Write out all the lines again, precisely as they stand, but without the images.

[Records from a data collection]
════════════════

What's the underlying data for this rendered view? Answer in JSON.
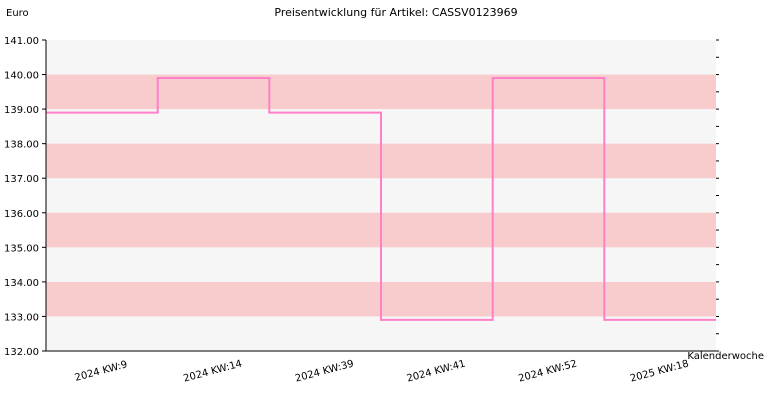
{
  "chart_data": {
    "type": "line",
    "step": "post",
    "title": "Preisentwicklung für Artikel: CASSV0123969",
    "ylabel": "Euro",
    "xlabel": "Kalenderwoche",
    "ylim": [
      132.0,
      141.0
    ],
    "ytick_values": [
      132.0,
      133.0,
      134.0,
      135.0,
      136.0,
      137.0,
      138.0,
      139.0,
      140.0,
      141.0
    ],
    "ytick_labels": [
      "132.00",
      "133.00",
      "134.00",
      "135.00",
      "136.00",
      "137.00",
      "138.00",
      "139.00",
      "140.00",
      "141.00"
    ],
    "categories": [
      "2024 KW:9",
      "2024 KW:14",
      "2024 KW:39",
      "2024 KW:41",
      "2024 KW:52",
      "2025 KW:18"
    ],
    "series": [
      {
        "values": [
          138.9,
          139.9,
          138.9,
          132.9,
          139.9,
          132.9
        ]
      }
    ],
    "grid": true,
    "colors": {
      "line": "#ff80c8",
      "band_alt": "#f8cccc",
      "band_base": "#f6f6f6",
      "axis": "#000000"
    }
  }
}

════════════════

- EXERCISE ANSWER -
What's the underlying data for this rendered view? Answer in JSON.
{
  "chart_data": {
    "type": "line",
    "step": "post",
    "title": "Preisentwicklung für Artikel: CASSV0123969",
    "ylabel": "Euro",
    "xlabel": "Kalenderwoche",
    "ylim": [
      132.0,
      141.0
    ],
    "ytick_values": [
      132.0,
      133.0,
      134.0,
      135.0,
      136.0,
      137.0,
      138.0,
      139.0,
      140.0,
      141.0
    ],
    "ytick_labels": [
      "132.00",
      "133.00",
      "134.00",
      "135.00",
      "136.00",
      "137.00",
      "138.00",
      "139.00",
      "140.00",
      "141.00"
    ],
    "categories": [
      "2024 KW:9",
      "2024 KW:14",
      "2024 KW:39",
      "2024 KW:41",
      "2024 KW:52",
      "2025 KW:18"
    ],
    "series": [
      {
        "values": [
          138.9,
          139.9,
          138.9,
          132.9,
          139.9,
          132.9
        ]
      }
    ],
    "grid": true,
    "colors": {
      "line": "#ff80c8",
      "band_alt": "#f8cccc",
      "band_base": "#f6f6f6",
      "axis": "#000000"
    }
  }
}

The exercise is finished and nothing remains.